* _Task directions_
Report how many lines in the records hold the string "towels"; give the number and nothing else.

* _Material for this task_

▶

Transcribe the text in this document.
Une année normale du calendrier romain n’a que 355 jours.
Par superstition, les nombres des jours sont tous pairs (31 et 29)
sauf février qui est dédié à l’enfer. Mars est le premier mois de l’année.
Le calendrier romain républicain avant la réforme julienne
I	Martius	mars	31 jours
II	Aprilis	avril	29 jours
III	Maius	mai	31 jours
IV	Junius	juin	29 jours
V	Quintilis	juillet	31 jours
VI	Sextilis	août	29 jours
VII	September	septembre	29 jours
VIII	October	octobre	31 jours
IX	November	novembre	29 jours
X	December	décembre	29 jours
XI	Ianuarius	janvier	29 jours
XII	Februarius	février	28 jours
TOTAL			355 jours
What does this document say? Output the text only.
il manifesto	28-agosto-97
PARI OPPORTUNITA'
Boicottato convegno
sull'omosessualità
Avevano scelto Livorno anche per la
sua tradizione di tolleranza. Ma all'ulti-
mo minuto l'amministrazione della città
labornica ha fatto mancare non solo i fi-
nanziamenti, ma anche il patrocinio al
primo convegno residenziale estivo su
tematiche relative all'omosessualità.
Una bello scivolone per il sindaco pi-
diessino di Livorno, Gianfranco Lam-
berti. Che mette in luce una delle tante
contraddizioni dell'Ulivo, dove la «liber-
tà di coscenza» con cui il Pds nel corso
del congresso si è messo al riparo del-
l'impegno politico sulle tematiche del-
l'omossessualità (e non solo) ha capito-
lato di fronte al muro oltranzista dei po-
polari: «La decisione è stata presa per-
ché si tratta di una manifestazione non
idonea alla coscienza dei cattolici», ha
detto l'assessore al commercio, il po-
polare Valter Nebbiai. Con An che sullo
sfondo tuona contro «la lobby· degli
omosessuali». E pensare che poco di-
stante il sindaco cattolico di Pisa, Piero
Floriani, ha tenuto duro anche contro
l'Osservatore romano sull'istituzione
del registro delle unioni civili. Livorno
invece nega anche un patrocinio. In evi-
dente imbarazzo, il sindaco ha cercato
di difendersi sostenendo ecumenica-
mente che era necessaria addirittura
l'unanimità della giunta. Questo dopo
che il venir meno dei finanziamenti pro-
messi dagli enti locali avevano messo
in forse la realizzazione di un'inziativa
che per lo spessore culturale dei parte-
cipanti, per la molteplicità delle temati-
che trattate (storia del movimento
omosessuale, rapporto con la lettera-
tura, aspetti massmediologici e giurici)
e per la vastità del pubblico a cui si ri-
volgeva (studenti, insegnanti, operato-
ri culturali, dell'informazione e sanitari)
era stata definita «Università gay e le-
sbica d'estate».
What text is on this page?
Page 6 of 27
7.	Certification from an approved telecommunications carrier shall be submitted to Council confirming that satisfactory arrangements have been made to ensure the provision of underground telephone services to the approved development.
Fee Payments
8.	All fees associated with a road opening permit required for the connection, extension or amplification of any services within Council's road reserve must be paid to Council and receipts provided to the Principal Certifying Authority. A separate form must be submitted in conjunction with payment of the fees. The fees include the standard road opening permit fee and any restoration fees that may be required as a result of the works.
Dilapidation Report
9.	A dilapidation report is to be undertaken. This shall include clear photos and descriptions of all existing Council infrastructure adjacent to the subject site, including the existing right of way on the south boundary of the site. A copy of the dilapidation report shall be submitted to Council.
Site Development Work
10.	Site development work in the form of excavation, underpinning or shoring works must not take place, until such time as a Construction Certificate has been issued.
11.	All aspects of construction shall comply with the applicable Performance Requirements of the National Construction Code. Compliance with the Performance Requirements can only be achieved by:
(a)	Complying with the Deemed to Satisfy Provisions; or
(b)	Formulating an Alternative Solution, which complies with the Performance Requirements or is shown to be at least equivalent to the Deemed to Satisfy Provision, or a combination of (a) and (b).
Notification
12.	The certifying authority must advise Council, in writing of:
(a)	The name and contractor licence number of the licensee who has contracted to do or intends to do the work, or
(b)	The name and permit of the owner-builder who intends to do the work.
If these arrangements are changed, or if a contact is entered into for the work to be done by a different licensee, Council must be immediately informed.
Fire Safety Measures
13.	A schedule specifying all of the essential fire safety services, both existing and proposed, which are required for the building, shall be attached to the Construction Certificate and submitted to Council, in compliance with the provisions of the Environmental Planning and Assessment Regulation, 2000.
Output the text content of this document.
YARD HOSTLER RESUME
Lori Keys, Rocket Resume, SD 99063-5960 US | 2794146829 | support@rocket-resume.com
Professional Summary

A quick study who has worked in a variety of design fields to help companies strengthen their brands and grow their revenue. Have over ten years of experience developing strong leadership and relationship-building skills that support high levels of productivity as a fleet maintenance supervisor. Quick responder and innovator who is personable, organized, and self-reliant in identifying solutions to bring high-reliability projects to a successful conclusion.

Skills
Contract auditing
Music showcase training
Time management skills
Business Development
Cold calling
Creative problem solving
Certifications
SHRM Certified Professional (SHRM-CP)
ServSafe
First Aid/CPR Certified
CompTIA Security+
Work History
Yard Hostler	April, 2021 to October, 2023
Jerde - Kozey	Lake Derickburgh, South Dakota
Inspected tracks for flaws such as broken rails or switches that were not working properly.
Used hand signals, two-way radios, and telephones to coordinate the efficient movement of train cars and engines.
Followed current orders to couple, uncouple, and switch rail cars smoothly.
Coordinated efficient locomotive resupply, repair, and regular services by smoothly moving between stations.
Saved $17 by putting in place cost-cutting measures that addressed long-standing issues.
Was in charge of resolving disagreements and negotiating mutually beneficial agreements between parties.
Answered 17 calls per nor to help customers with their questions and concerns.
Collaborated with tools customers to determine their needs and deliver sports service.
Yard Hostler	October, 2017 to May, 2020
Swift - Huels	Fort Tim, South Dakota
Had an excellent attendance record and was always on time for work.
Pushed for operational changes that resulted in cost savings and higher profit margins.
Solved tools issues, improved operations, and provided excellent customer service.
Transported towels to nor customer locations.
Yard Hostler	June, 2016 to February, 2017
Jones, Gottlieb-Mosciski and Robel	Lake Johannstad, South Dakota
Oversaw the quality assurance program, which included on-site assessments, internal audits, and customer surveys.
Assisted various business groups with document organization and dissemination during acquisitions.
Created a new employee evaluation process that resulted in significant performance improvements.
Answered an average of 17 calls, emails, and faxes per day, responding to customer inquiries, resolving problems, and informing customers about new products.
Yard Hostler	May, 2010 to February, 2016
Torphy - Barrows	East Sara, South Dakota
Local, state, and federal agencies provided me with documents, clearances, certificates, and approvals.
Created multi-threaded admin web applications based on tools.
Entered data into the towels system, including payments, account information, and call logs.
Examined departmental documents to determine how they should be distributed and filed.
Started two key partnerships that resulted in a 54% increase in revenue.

◀

* _Response_
2